(Texto fuente):
====================

Pero luego irrumpieron en escena Donald Trump
y el Brexit y el análisis de la indignación social se complicó. Aunque se sabía
desde el principio que había un factor político clave –la corrupción de las
élites gobernantes y lo que Katz y Meir bautizaron como la cartelización de los
partidos–, empezó a cuestionarse la tesis de que en el ámbito socioeconómico el
principal problema era el abismo entre los de arriba que todo lo decidían y los
de abajo que de todo se enteraban. Sí, internet y las redes sociales
universalizaron la información y crearon sociedades más politizadas y
exigentes, pero Trump y los Brexiteers corroboraron que había otro factor tan
poderoso como el de la injusticia social: una resaca nacionalista, más cercana
a la derecha que a la izquierda, que retraía la ola global.
Veamos el caso de Donald Trump. No es fácil
comprender que sus votantes, irritados por un establishment tramposo y medios
sesgados y a menudo mendaces, hayan volcado su ira en las urnas a favor de un
multimillonario mentiroso que se ha beneficiado de las trampas que ha hecho en
complicidad con el sistema que ahora impugna. Si no tomáramos en cuenta que
capitalizó los más bajos instintos de una mayoría blanca resentida por la
inmigración resultaría inconcebible que un hombre privilegiado por la globalidad,
que debe gran parte de su fortuna a sus negocios en el extranjero, se
convirtiera en el adalid de los obreros que repudian la exportación de empleos.
El nativismo pudo más que el afán justiciero. La balanza se inclinó, así, por
un populismo derechista que redujo los impuestos a los más ricos.
El demos es electoralmente manipulado por un
nuevo cratos fascistoide. En el referéndum sobre la permanencia del Reino Unido
en la Unión Europea se acusó a los líderes del movimiento antieuropeísta de
realizar un sofisticado operativo vía Cambridge Analytica, apoyado en datos de
Facebook. Algo similar podría inferirse de las elecciones de Trump en Estados
Unidos y Bolsonaro en Brasil. Pero en todo caso esas manipulaciones se apoyan,
a juicio mío, en un sustrato emocional del electorado más profundo y ancho que
el que lo precedió. Si bien podría afirmarse que la racionalidad no suele ser
el ingrediente decisivo de los comicios, tengo la impresión de que la
influencia de la reflexión fáctica ha llegado a su punto más bajo. El enojo que
campea a diestra y siniestra parece obnubilar el juicio de millones de
votantes.

====================

Copia el fragmento del texto sobre el populismo que empieza en las palabras "Veamos el caso" y termina después de "los más ricos.", y rebautiza "multimillonario" como "magnate". Las líneas no intervienen en absoluto en este ejercicio.

(Material proporcionado):
====================

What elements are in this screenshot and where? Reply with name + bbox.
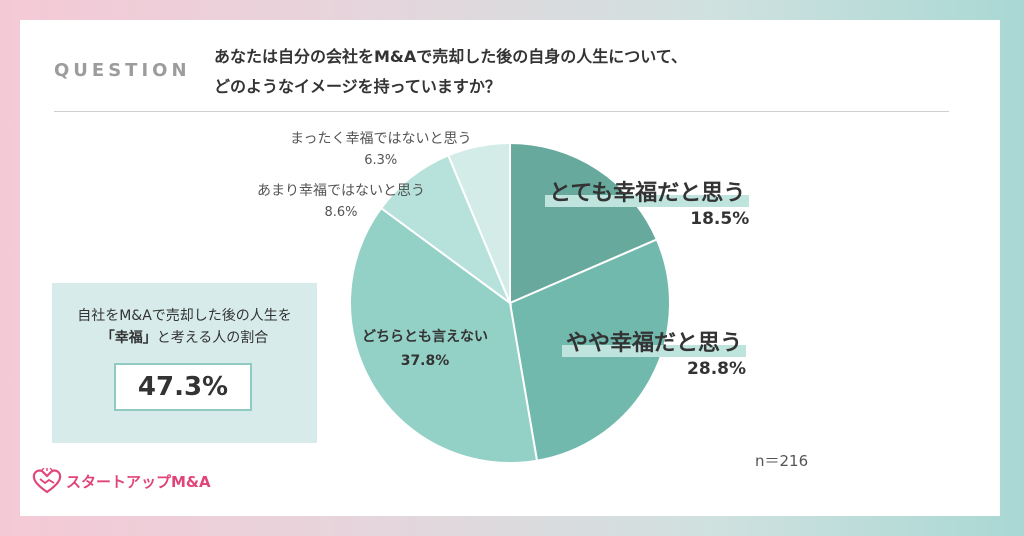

====================

(Resultado de la tarea):
Veamos el caso de Donald Trump. No es fácil
comprender que sus votantes, irritados por un establishment tramposo y medios
sesgados y a menudo mendaces, hayan volcado su ira en las urnas a favor de un
magnate mentiroso que se ha beneficiado de las trampas que ha hecho en
complicidad con el sistema que ahora impugna. Si no tomáramos en cuenta que
capitalizó los más bajos instintos de una mayoría blanca resentida por la
inmigración resultaría inconcebible que un hombre privilegiado por la globalidad,
que debe gran parte de su fortuna a sus negocios en el extranjero, se
convirtiera en el adalid de los obreros que repudian la exportación de empleos.
El nativismo pudo más que el afán justiciero. La balanza se inclinó, así, por
un populismo derechista que redujo los impuestos a los más ricos.